** BEGIN EXTRACTED MATERIAL **
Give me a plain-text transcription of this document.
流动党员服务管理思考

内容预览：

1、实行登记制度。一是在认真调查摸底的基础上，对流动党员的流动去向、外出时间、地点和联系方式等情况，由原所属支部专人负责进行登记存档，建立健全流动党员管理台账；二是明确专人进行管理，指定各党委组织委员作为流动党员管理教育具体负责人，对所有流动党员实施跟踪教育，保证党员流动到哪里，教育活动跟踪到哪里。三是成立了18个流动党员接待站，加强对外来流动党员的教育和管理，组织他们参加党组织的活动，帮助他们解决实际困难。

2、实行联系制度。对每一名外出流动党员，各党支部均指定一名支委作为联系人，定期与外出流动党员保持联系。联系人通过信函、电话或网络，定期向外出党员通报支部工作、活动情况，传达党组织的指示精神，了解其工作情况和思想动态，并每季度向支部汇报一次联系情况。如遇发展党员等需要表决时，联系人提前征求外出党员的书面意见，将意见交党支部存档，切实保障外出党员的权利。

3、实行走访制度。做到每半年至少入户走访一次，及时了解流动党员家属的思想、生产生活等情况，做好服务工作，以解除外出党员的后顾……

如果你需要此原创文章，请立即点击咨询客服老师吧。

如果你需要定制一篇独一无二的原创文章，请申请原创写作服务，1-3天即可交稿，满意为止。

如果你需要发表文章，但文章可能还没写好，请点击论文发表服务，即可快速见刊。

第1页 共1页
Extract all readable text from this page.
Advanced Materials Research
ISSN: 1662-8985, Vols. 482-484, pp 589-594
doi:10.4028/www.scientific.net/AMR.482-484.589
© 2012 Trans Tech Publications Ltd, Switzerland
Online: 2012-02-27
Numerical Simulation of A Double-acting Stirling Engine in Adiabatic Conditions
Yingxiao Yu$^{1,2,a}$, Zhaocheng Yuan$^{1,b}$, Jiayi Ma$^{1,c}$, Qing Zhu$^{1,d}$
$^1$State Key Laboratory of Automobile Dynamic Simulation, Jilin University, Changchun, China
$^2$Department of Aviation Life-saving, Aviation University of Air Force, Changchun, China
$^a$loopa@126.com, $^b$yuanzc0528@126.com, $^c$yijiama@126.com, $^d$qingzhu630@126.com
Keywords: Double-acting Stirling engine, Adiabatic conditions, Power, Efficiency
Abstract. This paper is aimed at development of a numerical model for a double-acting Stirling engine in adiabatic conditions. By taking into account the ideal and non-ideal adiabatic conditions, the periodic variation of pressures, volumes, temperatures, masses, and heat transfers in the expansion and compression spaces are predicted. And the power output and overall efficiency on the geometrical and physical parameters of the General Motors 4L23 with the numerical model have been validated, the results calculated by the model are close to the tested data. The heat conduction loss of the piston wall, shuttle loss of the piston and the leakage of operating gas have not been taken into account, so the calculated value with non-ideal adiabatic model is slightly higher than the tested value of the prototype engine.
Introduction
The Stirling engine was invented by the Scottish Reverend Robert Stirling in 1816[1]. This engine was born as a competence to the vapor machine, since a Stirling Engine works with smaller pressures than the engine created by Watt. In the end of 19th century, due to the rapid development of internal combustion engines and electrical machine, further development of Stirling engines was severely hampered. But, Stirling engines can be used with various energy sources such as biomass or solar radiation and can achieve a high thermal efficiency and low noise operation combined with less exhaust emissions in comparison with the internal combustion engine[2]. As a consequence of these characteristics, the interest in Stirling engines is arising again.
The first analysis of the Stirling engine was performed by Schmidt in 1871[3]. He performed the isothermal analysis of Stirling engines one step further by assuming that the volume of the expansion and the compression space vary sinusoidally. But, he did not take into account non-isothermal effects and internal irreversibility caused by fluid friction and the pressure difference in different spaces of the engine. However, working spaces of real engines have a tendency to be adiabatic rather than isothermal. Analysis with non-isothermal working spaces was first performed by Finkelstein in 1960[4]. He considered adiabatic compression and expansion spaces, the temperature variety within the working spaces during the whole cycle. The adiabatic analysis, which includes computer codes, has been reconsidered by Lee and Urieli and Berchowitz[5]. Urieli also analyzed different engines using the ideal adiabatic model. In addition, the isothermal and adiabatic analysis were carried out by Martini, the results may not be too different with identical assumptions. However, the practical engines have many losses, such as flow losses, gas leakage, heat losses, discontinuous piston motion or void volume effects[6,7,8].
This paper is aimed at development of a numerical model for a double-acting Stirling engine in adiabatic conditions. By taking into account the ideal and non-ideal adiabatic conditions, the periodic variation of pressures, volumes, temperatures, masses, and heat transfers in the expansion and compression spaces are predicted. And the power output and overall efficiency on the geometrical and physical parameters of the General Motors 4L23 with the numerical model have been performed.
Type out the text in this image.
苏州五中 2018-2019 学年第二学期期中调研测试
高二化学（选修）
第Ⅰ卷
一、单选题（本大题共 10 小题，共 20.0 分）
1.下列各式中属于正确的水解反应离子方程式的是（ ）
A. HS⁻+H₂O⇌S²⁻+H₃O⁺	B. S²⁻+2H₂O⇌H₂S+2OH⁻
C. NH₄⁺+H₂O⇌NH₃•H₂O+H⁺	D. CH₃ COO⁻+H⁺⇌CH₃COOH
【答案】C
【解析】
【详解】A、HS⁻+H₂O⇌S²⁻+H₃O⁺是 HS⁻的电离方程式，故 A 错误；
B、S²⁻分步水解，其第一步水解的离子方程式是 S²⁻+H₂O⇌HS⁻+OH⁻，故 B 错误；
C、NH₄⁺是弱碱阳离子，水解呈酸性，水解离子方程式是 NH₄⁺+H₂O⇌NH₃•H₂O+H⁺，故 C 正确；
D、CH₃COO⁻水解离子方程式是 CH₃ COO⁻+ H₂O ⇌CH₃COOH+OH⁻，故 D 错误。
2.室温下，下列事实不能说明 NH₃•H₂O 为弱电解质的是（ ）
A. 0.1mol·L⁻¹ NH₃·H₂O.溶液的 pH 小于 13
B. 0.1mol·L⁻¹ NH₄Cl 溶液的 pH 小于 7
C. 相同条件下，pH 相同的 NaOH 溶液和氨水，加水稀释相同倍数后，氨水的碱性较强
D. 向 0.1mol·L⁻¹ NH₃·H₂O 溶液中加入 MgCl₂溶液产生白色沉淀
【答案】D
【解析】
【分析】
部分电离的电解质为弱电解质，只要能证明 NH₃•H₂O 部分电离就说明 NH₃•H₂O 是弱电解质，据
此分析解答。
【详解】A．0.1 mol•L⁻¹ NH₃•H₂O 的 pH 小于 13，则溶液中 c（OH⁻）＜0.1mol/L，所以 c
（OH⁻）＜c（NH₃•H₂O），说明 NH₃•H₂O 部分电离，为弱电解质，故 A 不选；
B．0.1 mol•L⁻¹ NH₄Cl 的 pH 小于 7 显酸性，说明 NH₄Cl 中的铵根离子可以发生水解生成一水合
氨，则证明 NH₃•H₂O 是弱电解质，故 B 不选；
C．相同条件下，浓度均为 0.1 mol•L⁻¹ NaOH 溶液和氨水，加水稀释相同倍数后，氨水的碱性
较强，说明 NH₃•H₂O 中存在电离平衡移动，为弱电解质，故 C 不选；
** END EXTRACTED MATERIAL **
### THE EXERCISE
Where does the word "University" appear? Return each line that holds it.

### FINISHED EXERCISE
$^1$State Key Laboratory of Automobile Dynamic Simulation, Jilin University, Changchun, China
$^2$Department of Aviation Life-saving, Aviation University of Air Force, Changchun, China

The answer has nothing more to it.